● SET PROBLEM: Write out the material exactly, leaving every picture behind.

Begin DATA ROWS

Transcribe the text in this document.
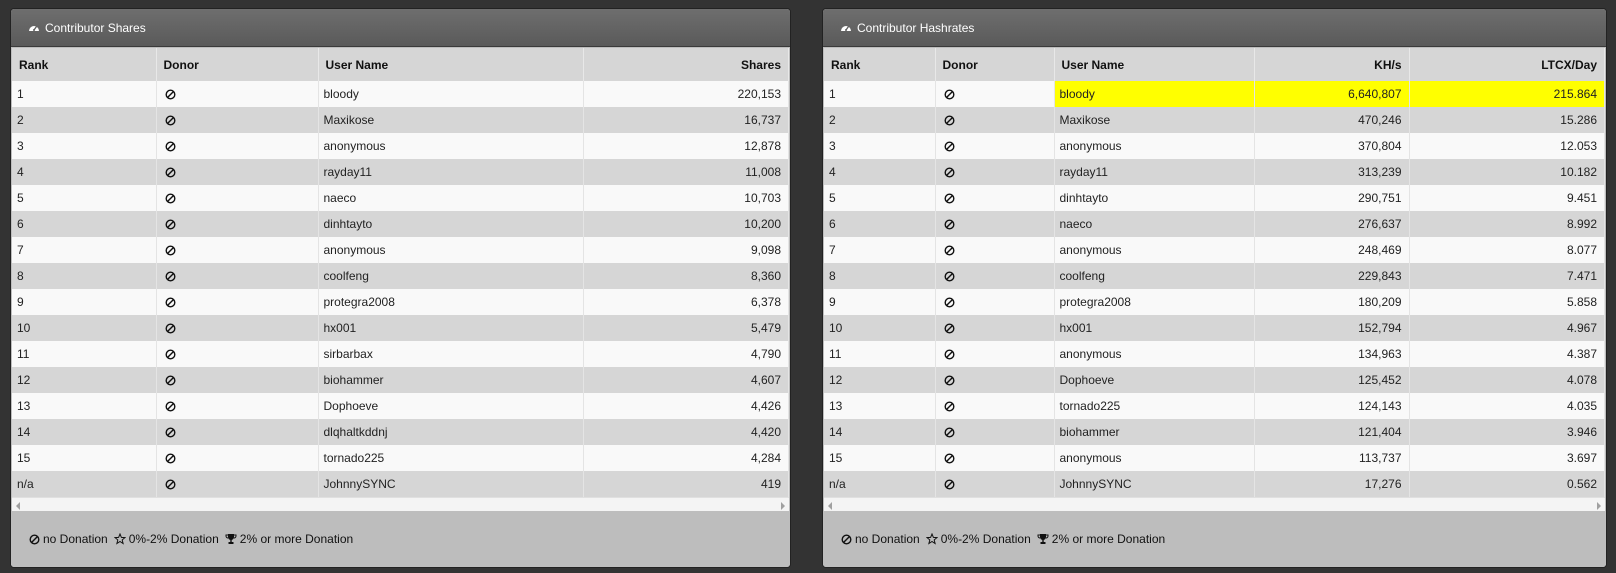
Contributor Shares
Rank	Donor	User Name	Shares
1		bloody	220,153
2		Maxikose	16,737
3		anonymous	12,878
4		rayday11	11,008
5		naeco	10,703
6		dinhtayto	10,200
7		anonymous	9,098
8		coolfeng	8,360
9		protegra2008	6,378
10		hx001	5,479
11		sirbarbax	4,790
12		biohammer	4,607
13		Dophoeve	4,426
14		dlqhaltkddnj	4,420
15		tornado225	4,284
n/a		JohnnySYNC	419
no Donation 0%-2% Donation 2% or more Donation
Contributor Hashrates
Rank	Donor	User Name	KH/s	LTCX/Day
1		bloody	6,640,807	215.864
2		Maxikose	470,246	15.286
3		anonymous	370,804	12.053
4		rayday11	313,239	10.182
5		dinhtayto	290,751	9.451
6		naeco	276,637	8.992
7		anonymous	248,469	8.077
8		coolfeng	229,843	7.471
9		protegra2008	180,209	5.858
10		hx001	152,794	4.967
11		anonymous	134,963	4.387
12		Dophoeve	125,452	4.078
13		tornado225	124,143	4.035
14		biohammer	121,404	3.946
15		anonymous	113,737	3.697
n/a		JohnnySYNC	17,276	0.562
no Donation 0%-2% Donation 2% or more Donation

End DATA ROWS

● WRITTEN RESPONSE:
Transcribe the text in this document.
Contributor Shares
Rank	Donor	User Name	Shares
1		bloody	220,153
2		Maxikose	16,737
3		anonymous	12,878
4		rayday11	11,008
5		naeco	10,703
6		dinhtayto	10,200
7		anonymous	9,098
8		coolfeng	8,360
9		protegra2008	6,378
10		hx001	5,479
11		sirbarbax	4,790
12		biohammer	4,607
13		Dophoeve	4,426
14		dlqhaltkddnj	4,420
15		tornado225	4,284
n/a		JohnnySYNC	419
no Donation 0%-2% Donation 2% or more Donation
Contributor Hashrates
Rank	Donor	User Name	KH/s	LTCX/Day
1		bloody	6,640,807	215.864
2		Maxikose	470,246	15.286
3		anonymous	370,804	12.053
4		rayday11	313,239	10.182
5		dinhtayto	290,751	9.451
6		naeco	276,637	8.992
7		anonymous	248,469	8.077
8		coolfeng	229,843	7.471
9		protegra2008	180,209	5.858
10		hx001	152,794	4.967
11		anonymous	134,963	4.387
12		Dophoeve	125,452	4.078
13		tornado225	124,143	4.035
14		biohammer	121,404	3.946
15		anonymous	113,737	3.697
n/a		JohnnySYNC	17,276	0.562
no Donation 0%-2% Donation 2% or more Donation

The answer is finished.